-- TO DO --
Go through the entries below and write each one out exactly.
--- start of TASK MATERIAL ---
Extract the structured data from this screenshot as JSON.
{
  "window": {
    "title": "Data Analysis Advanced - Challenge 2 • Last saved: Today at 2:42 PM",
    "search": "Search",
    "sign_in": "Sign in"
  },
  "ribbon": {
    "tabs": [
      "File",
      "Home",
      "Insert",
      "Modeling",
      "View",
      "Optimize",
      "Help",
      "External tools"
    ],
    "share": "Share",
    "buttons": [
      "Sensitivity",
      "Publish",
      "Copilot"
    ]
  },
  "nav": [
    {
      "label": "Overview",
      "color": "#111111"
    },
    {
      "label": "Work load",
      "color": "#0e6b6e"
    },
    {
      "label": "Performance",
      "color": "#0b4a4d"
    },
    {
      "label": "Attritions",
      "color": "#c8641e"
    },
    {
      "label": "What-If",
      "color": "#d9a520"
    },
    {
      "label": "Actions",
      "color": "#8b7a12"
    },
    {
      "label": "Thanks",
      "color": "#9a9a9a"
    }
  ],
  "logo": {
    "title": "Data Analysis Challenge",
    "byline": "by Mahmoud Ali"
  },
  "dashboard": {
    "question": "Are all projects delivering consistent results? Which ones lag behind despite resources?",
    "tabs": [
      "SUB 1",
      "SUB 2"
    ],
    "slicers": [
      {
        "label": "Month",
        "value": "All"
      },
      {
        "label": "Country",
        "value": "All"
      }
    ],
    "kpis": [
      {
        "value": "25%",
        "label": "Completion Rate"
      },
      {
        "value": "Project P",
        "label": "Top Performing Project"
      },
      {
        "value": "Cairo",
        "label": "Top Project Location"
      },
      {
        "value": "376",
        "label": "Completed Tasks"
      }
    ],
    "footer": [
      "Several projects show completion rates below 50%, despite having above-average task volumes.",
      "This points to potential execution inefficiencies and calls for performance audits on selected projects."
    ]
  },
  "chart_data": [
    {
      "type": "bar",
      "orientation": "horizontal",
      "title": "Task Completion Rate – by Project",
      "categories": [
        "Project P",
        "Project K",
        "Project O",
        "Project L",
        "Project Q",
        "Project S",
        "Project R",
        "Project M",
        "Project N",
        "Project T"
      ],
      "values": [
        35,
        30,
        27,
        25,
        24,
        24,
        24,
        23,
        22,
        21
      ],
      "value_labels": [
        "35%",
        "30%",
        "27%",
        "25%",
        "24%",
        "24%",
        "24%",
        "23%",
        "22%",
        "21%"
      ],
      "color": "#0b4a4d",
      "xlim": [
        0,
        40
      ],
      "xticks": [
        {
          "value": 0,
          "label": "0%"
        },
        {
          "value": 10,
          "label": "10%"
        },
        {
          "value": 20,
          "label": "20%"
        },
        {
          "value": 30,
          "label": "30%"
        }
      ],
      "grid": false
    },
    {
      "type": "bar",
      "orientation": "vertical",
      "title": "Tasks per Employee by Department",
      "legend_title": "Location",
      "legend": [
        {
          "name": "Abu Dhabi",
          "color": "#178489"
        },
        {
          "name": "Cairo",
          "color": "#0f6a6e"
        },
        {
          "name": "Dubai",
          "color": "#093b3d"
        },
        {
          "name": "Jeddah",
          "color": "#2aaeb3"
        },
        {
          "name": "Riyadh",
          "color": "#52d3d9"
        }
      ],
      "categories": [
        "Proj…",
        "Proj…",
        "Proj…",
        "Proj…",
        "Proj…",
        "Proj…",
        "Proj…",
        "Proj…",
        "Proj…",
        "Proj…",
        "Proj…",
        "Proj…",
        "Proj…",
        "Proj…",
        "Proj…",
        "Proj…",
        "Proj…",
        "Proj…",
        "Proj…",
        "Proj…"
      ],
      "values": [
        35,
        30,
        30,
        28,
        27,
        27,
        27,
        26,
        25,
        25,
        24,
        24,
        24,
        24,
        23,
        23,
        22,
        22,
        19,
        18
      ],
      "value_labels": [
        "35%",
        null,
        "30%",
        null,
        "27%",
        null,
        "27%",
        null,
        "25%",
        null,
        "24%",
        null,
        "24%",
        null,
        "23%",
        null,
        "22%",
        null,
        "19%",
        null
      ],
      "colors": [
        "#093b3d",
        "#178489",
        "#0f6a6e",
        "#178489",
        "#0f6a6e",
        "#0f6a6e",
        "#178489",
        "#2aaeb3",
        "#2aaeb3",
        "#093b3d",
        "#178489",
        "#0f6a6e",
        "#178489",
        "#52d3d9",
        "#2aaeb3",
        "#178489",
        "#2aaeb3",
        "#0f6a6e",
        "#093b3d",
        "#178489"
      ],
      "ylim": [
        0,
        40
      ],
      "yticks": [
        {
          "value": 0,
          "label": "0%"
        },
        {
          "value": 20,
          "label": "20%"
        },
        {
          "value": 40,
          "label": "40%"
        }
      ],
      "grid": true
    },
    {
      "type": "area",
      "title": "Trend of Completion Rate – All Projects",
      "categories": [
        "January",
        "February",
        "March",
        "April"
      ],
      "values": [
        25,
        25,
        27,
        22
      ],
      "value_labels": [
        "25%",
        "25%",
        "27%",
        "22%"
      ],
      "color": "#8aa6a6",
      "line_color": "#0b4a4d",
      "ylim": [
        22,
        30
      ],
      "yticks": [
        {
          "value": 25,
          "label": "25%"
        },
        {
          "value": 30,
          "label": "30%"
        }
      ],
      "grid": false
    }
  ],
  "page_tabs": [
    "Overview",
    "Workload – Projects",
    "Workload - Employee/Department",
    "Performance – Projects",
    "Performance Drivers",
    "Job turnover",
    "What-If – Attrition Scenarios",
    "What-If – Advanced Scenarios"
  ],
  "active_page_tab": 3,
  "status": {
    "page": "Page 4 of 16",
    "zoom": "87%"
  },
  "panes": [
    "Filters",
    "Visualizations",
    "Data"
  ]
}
--- end of TASK MATERIAL ---
-- TASK RESPONSE --
Extract the structured data from this screenshot as JSON.
{
  "window": {
    "title": "Data Analysis Advanced - Challenge 2 • Last saved: Today at 2:42 PM",
    "search": "Search",
    "sign_in": "Sign in"
  },
  "ribbon": {
    "tabs": [
      "File",
      "Home",
      "Insert",
      "Modeling",
      "View",
      "Optimize",
      "Help",
      "External tools"
    ],
    "share": "Share",
    "buttons": [
      "Sensitivity",
      "Publish",
      "Copilot"
    ]
  },
  "nav": [
    {
      "label": "Overview",
      "color": "#111111"
    },
    {
      "label": "Work load",
      "color": "#0e6b6e"
    },
    {
      "label": "Performance",
      "color": "#0b4a4d"
    },
    {
      "label": "Attritions",
      "color": "#c8641e"
    },
    {
      "label": "What-If",
      "color": "#d9a520"
    },
    {
      "label": "Actions",
      "color": "#8b7a12"
    },
    {
      "label": "Thanks",
      "color": "#9a9a9a"
    }
  ],
  "logo": {
    "title": "Data Analysis Challenge",
    "byline": "by Mahmoud Ali"
  },
  "dashboard": {
    "question": "Are all projects delivering consistent results? Which ones lag behind despite resources?",
    "tabs": [
      "SUB 1",
      "SUB 2"
    ],
    "slicers": [
      {
        "label": "Month",
        "value": "All"
      },
      {
        "label": "Country",
        "value": "All"
      }
    ],
    "kpis": [
      {
        "value": "25%",
        "label": "Completion Rate"
      },
      {
        "value": "Project P",
        "label": "Top Performing Project"
      },
      {
        "value": "Cairo",
        "label": "Top Project Location"
      },
      {
        "value": "376",
        "label": "Completed Tasks"
      }
    ],
    "footer": [
      "Several projects show completion rates below 50%, despite having above-average task volumes.",
      "This points to potential execution inefficiencies and calls for performance audits on selected projects."
    ]
  },
  "chart_data": [
    {
      "type": "bar",
      "orientation": "horizontal",
      "title": "Task Completion Rate – by Project",
      "categories": [
        "Project P",
        "Project K",
        "Project O",
        "Project L",
        "Project Q",
        "Project S",
        "Project R",
        "Project M",
        "Project N",
        "Project T"
      ],
      "values": [
        35,
        30,
        27,
        25,
        24,
        24,
        24,
        23,
        22,
        21
      ],
      "value_labels": [
        "35%",
        "30%",
        "27%",
        "25%",
        "24%",
        "24%",
        "24%",
        "23%",
        "22%",
        "21%"
      ],
      "color": "#0b4a4d",
      "xlim": [
        0,
        40
      ],
      "xticks": [
        {
          "value": 0,
          "label": "0%"
        },
        {
          "value": 10,
          "label": "10%"
        },
        {
          "value": 20,
          "label": "20%"
        },
        {
          "value": 30,
          "label": "30%"
        }
      ],
      "grid": false
    },
    {
      "type": "bar",
      "orientation": "vertical",
      "title": "Tasks per Employee by Department",
      "legend_title": "Location",
      "legend": [
        {
          "name": "Abu Dhabi",
          "color": "#178489"
        },
        {
          "name": "Cairo",
          "color": "#0f6a6e"
        },
        {
          "name": "Dubai",
          "color": "#093b3d"
        },
        {
          "name": "Jeddah",
          "color": "#2aaeb3"
        },
        {
          "name": "Riyadh",
          "color": "#52d3d9"
        }
      ],
      "categories": [
        "Proj…",
        "Proj…",
        "Proj…",
        "Proj…",
        "Proj…",
        "Proj…",
        "Proj…",
        "Proj…",
        "Proj…",
        "Proj…",
        "Proj…",
        "Proj…",
        "Proj…",
        "Proj…",
        "Proj…",
        "Proj…",
        "Proj…",
        "Proj…",
        "Proj…",
        "Proj…"
      ],
      "values": [
        35,
        30,
        30,
        28,
        27,
        27,
        27,
        26,
        25,
        25,
        24,
        24,
        24,
        24,
        23,
        23,
        22,
        22,
        19,
        18
      ],
      "value_labels": [
        "35%",
        null,
        "30%",
        null,
        "27%",
        null,
        "27%",
        null,
        "25%",
        null,
        "24%",
        null,
        "24%",
        null,
        "23%",
        null,
        "22%",
        null,
        "19%",
        null
      ],
      "colors": [
        "#093b3d",
        "#178489",
        "#0f6a6e",
        "#178489",
        "#0f6a6e",
        "#0f6a6e",
        "#178489",
        "#2aaeb3",
        "#2aaeb3",
        "#093b3d",
        "#178489",
        "#0f6a6e",
        "#178489",
        "#52d3d9",
        "#2aaeb3",
        "#178489",
        "#2aaeb3",
        "#0f6a6e",
        "#093b3d",
        "#178489"
      ],
      "ylim": [
        0,
        40
      ],
      "yticks": [
        {
          "value": 0,
          "label": "0%"
        },
        {
          "value": 20,
          "label": "20%"
        },
        {
          "value": 40,
          "label": "40%"
        }
      ],
      "grid": true
    },
    {
      "type": "area",
      "title": "Trend of Completion Rate – All Projects",
      "categories": [
        "January",
        "February",
        "March",
        "April"
      ],
      "values": [
        25,
        25,
        27,
        22
      ],
      "value_labels": [
        "25%",
        "25%",
        "27%",
        "22%"
      ],
      "color": "#8aa6a6",
      "line_color": "#0b4a4d",
      "ylim": [
        22,
        30
      ],
      "yticks": [
        {
          "value": 25,
          "label": "25%"
        },
        {
          "value": 30,
          "label": "30%"
        }
      ],
      "grid": false
    }
  ],
  "page_tabs": [
    "Overview",
    "Workload – Projects",
    "Workload - Employee/Department",
    "Performance – Projects",
    "Performance Drivers",
    "Job turnover",
    "What-If – Attrition Scenarios",
    "What-If – Advanced Scenarios"
  ],
  "active_page_tab": 3,
  "status": {
    "page": "Page 4 of 16",
    "zoom": "87%"
  },
  "panes": [
    "Filters",
    "Visualizations",
    "Data"
  ]
}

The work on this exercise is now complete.